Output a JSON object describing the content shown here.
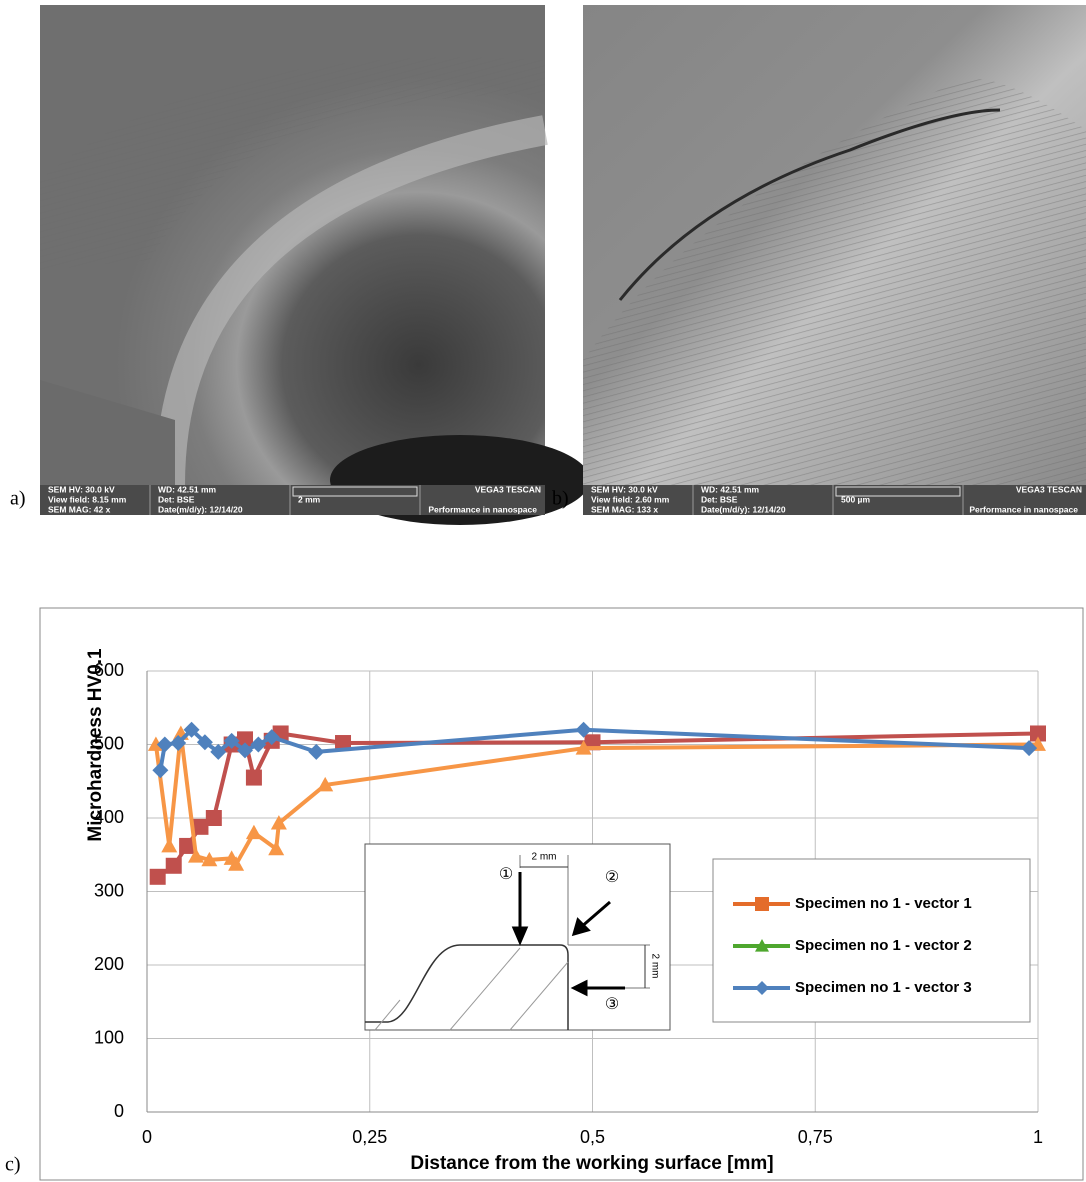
{
  "images": [
    {
      "label": "a)",
      "info": [
        "SEM HV: 30.0 kV",
        "WD: 42.51 mm",
        "VEGA3 TESCAN",
        "View field: 8.15 mm",
        "Det: BSE",
        "2 mm",
        "SEM MAG: 42 x",
        "Date(m/d/y): 12/14/20",
        "Performance in nanospace"
      ]
    },
    {
      "label": "b)",
      "info": [
        "SEM HV: 30.0 kV",
        "WD: 42.51 mm",
        "VEGA3 TESCAN",
        "View field: 2.60 mm",
        "Det: BSE",
        "500 µm",
        "SEM MAG: 133 x",
        "Date(m/d/y): 12/14/20",
        "Performance in nanospace"
      ]
    }
  ],
  "chart_data": {
    "type": "line",
    "label": "c)",
    "x_label": "Distance from the working surface [mm]",
    "y_label": "Microhardness HV0.1",
    "xlim": [
      0,
      1
    ],
    "ylim": [
      0,
      600
    ],
    "xticks": [
      0,
      {
        "value": 0.25,
        "label": "0,25"
      },
      {
        "value": 0.5,
        "label": "0,5"
      },
      {
        "value": 0.75,
        "label": "0,75"
      },
      1
    ],
    "yticks": [
      0,
      100,
      200,
      300,
      400,
      500,
      600
    ],
    "grid": true,
    "legend": "lower right",
    "annotations": [
      "①",
      "②",
      "③",
      "2 mm",
      "2 mm"
    ],
    "series": [
      {
        "name": "Specimen no 1 - vector 1",
        "color": "#c0504d",
        "legend_color": "#e46c2a",
        "marker": "square",
        "x": [
          0.012,
          0.03,
          0.045,
          0.06,
          0.075,
          0.095,
          0.11,
          0.12,
          0.14,
          0.15,
          0.22,
          0.5,
          1.0
        ],
        "values": [
          320,
          335,
          362,
          388,
          400,
          500,
          507,
          455,
          505,
          515,
          502,
          503,
          515
        ]
      },
      {
        "name": "Specimen no 1 - vector 2",
        "color": "#f79646",
        "legend_color": "#4ea72e",
        "marker": "triangle",
        "x": [
          0.01,
          0.025,
          0.038,
          0.055,
          0.07,
          0.095,
          0.1,
          0.12,
          0.145,
          0.148,
          0.2,
          0.49,
          1.0
        ],
        "values": [
          500,
          362,
          515,
          348,
          343,
          345,
          337,
          380,
          358,
          393,
          445,
          495,
          500
        ]
      },
      {
        "name": "Specimen no 1 - vector 3",
        "color": "#4f81bd",
        "legend_color": "#4f81bd",
        "marker": "diamond",
        "x": [
          0.015,
          0.02,
          0.035,
          0.05,
          0.065,
          0.08,
          0.095,
          0.11,
          0.125,
          0.14,
          0.19,
          0.49,
          0.99
        ],
        "values": [
          465,
          500,
          502,
          520,
          503,
          490,
          505,
          492,
          500,
          510,
          490,
          520,
          495
        ]
      }
    ]
  }
}
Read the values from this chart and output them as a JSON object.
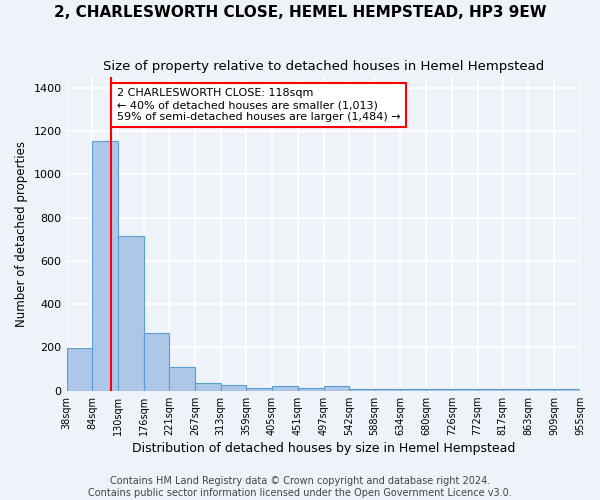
{
  "title": "2, CHARLESWORTH CLOSE, HEMEL HEMPSTEAD, HP3 9EW",
  "subtitle": "Size of property relative to detached houses in Hemel Hempstead",
  "xlabel": "Distribution of detached houses by size in Hemel Hempstead",
  "ylabel": "Number of detached properties",
  "bar_edges": [
    38,
    84,
    130,
    176,
    221,
    267,
    313,
    359,
    405,
    451,
    497,
    542,
    588,
    634,
    680,
    726,
    772,
    817,
    863,
    909,
    955
  ],
  "bar_heights": [
    197,
    1152,
    717,
    268,
    111,
    35,
    28,
    11,
    20,
    11,
    20,
    8,
    8,
    8,
    8,
    8,
    8,
    8,
    8,
    8
  ],
  "bar_color": "#aec6e8",
  "bar_edge_color": "#5a9fd4",
  "vline_x": 118,
  "annotation_text": "2 CHARLESWORTH CLOSE: 118sqm\n← 40% of detached houses are smaller (1,013)\n59% of semi-detached houses are larger (1,484) →",
  "annotation_box_color": "white",
  "annotation_box_edge_color": "red",
  "vline_color": "red",
  "ylim": [
    0,
    1450
  ],
  "yticks": [
    0,
    200,
    400,
    600,
    800,
    1000,
    1200,
    1400
  ],
  "tick_labels": [
    "38sqm",
    "84sqm",
    "130sqm",
    "176sqm",
    "221sqm",
    "267sqm",
    "313sqm",
    "359sqm",
    "405sqm",
    "451sqm",
    "497sqm",
    "542sqm",
    "588sqm",
    "634sqm",
    "680sqm",
    "726sqm",
    "772sqm",
    "817sqm",
    "863sqm",
    "909sqm",
    "955sqm"
  ],
  "footer_text": "Contains HM Land Registry data © Crown copyright and database right 2024.\nContains public sector information licensed under the Open Government Licence v3.0.",
  "background_color": "#eef2f9",
  "grid_color": "white",
  "title_fontsize": 11,
  "subtitle_fontsize": 9.5,
  "xlabel_fontsize": 9,
  "ylabel_fontsize": 8.5,
  "footer_fontsize": 7,
  "annotation_fontsize": 8
}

--*--

* **THE REQUEST**: In the listing above, find each line with the word "CHARLESWORTH" and copy it.

* **REPLY TO THE EXERCISE**:
  "title": "2, CHARLESWORTH CLOSE, HEMEL HEMPSTEAD, HP3 9EW",
  "annotation_text": "2 CHARLESWORTH CLOSE: 118sqm\n← 40% of detached houses are smaller (1,013)\n59% of semi-detached houses are larger (1,484) →",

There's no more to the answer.